TASK PROMPT =
Below are some records. Say how many of their lines contain the string "create", and give nothing but the number.

LISTING =
— begin —

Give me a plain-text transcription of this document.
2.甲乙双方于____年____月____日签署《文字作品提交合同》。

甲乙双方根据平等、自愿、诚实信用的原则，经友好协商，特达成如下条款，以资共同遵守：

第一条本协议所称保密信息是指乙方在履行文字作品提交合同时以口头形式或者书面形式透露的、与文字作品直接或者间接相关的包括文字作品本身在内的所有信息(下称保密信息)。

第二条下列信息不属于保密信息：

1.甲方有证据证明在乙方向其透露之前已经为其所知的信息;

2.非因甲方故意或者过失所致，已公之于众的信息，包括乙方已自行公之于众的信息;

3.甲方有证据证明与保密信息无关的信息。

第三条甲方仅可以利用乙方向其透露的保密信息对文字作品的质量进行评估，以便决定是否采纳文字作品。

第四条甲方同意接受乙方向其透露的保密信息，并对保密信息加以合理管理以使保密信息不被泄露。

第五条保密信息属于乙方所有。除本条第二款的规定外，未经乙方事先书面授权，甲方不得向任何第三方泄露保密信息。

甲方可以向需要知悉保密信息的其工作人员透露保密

— end —
— begin —

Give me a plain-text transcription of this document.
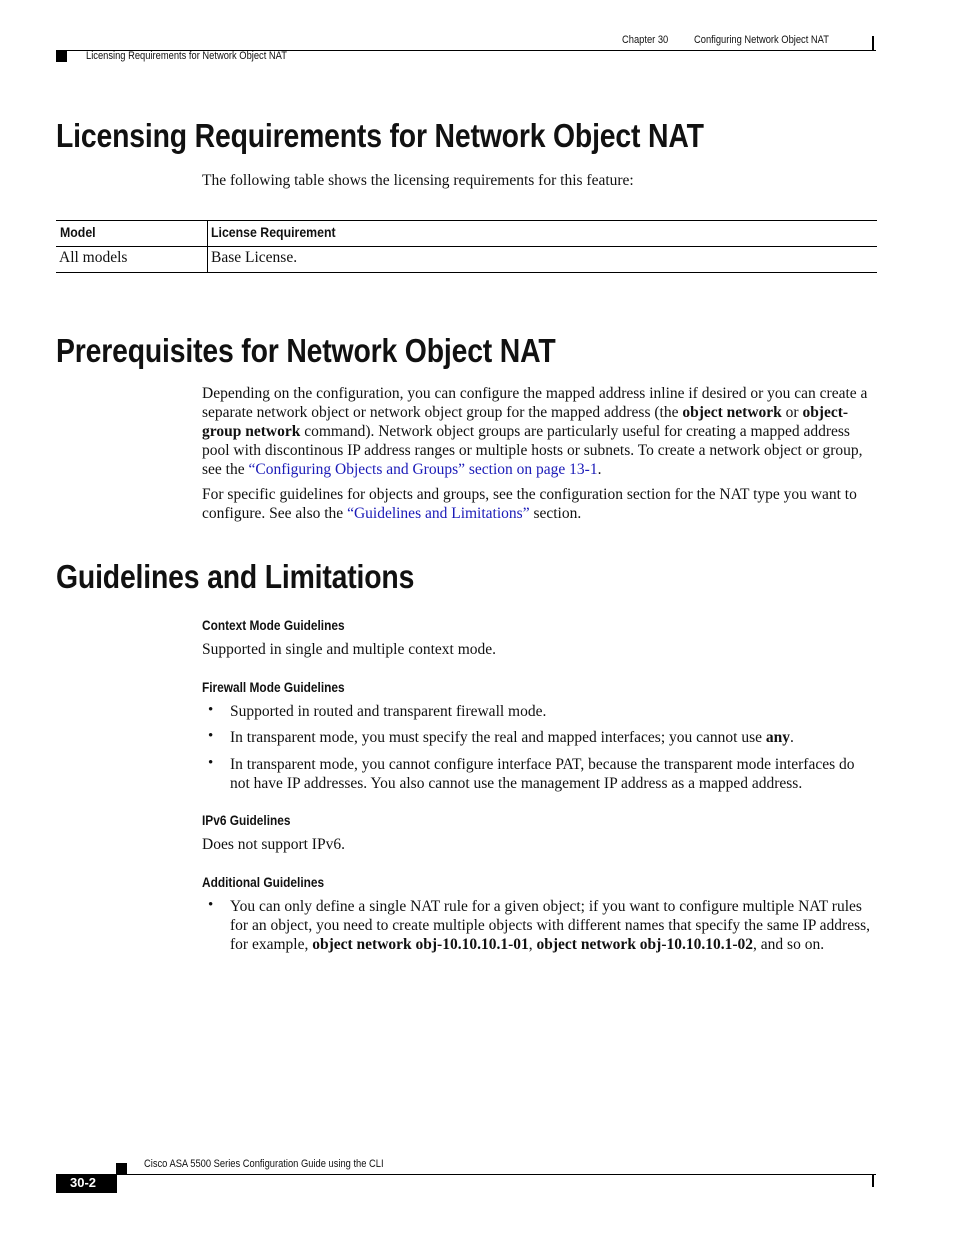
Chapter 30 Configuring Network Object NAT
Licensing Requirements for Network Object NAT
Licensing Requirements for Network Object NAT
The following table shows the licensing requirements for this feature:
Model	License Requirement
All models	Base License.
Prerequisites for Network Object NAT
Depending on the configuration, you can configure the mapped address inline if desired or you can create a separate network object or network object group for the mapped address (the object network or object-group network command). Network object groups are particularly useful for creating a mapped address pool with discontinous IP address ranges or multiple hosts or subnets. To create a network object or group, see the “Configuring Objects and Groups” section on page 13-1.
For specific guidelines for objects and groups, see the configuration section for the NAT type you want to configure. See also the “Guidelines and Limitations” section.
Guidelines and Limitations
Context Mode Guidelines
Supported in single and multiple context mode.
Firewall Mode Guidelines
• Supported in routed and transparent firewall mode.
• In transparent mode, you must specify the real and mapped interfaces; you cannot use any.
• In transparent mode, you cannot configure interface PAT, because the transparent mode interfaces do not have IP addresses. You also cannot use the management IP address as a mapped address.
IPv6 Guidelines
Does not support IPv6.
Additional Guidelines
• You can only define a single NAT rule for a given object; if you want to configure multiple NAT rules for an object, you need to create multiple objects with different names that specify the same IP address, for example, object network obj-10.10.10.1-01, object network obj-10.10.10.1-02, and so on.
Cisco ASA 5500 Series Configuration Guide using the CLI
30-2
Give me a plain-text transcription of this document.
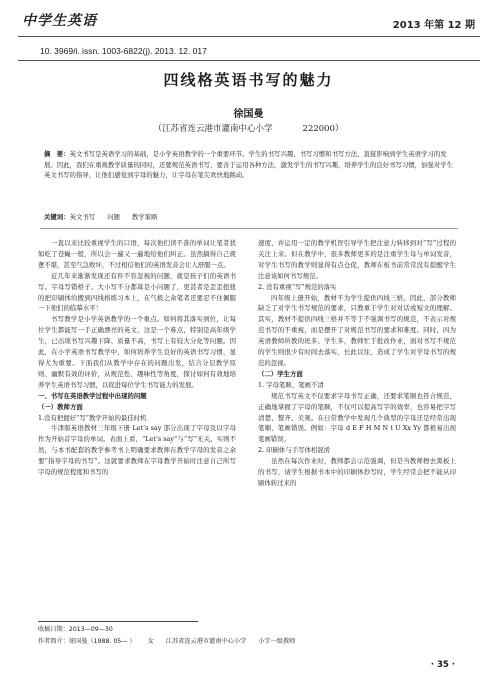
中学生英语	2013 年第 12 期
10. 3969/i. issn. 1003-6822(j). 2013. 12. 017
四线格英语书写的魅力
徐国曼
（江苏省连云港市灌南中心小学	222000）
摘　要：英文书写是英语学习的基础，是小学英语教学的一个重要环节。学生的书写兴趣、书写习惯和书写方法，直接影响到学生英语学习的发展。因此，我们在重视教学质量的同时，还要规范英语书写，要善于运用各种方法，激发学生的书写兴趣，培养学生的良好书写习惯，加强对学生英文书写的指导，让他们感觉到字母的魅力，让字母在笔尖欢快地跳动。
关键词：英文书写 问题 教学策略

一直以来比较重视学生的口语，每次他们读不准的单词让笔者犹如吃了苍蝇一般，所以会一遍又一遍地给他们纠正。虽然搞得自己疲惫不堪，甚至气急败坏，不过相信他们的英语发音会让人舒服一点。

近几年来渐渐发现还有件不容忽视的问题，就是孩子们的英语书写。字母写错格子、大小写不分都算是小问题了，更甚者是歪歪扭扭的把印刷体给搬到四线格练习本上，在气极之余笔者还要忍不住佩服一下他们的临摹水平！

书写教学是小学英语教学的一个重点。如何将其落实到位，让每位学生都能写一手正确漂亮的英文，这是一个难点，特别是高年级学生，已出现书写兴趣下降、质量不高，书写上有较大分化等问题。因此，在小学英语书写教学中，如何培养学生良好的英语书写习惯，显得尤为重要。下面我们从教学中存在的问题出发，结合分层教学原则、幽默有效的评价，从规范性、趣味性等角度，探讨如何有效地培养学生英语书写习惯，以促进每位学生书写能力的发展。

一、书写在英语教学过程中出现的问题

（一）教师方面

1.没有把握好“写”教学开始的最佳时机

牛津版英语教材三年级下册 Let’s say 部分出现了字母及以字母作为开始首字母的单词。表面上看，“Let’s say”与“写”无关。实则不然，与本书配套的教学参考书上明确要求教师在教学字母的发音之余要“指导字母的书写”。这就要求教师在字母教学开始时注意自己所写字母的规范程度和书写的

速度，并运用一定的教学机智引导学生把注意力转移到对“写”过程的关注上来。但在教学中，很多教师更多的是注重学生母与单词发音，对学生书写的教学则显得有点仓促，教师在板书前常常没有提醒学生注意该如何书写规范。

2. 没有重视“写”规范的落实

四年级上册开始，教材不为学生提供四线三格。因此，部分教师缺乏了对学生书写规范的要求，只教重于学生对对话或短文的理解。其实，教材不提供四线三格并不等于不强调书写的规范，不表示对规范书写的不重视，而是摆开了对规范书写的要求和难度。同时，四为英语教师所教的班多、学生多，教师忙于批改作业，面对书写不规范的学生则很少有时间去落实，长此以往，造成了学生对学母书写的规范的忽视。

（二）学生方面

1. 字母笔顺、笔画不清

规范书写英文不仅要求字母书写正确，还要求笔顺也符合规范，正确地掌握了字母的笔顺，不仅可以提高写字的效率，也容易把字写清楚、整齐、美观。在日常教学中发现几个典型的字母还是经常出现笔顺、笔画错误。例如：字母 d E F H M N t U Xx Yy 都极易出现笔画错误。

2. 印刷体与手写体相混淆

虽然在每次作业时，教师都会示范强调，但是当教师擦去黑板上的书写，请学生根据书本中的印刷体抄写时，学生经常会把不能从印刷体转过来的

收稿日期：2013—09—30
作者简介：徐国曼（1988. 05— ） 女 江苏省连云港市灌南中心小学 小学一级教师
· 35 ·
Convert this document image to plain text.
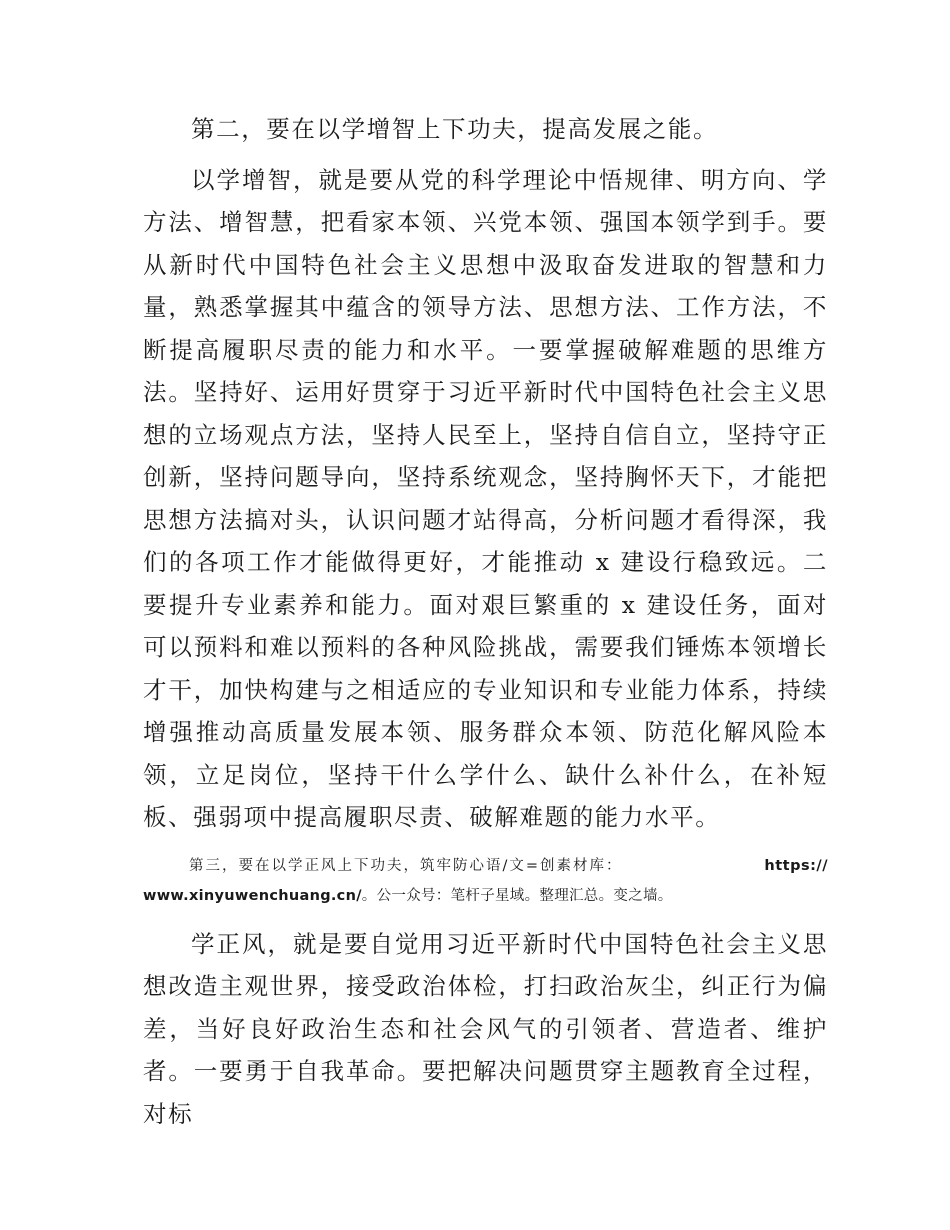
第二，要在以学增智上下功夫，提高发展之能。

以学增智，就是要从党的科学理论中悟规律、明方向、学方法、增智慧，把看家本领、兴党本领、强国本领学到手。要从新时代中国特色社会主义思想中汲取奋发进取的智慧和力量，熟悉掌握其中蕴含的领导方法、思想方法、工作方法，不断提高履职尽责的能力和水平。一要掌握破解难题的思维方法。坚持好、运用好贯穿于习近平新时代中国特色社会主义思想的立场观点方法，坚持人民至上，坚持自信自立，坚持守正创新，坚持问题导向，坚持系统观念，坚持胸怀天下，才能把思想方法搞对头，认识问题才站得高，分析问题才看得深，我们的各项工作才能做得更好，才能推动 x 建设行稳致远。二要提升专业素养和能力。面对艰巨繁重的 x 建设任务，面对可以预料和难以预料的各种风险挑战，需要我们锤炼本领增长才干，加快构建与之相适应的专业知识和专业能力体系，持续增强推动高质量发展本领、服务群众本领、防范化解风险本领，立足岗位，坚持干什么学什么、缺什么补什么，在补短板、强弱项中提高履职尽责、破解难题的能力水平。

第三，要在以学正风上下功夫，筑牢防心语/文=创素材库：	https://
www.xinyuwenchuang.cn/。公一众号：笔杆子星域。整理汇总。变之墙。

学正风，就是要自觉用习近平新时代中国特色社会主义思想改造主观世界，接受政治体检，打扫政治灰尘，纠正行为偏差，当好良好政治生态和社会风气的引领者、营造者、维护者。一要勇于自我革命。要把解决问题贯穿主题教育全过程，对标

— end —

RESPONSE FOR THIS EXERCISE =
2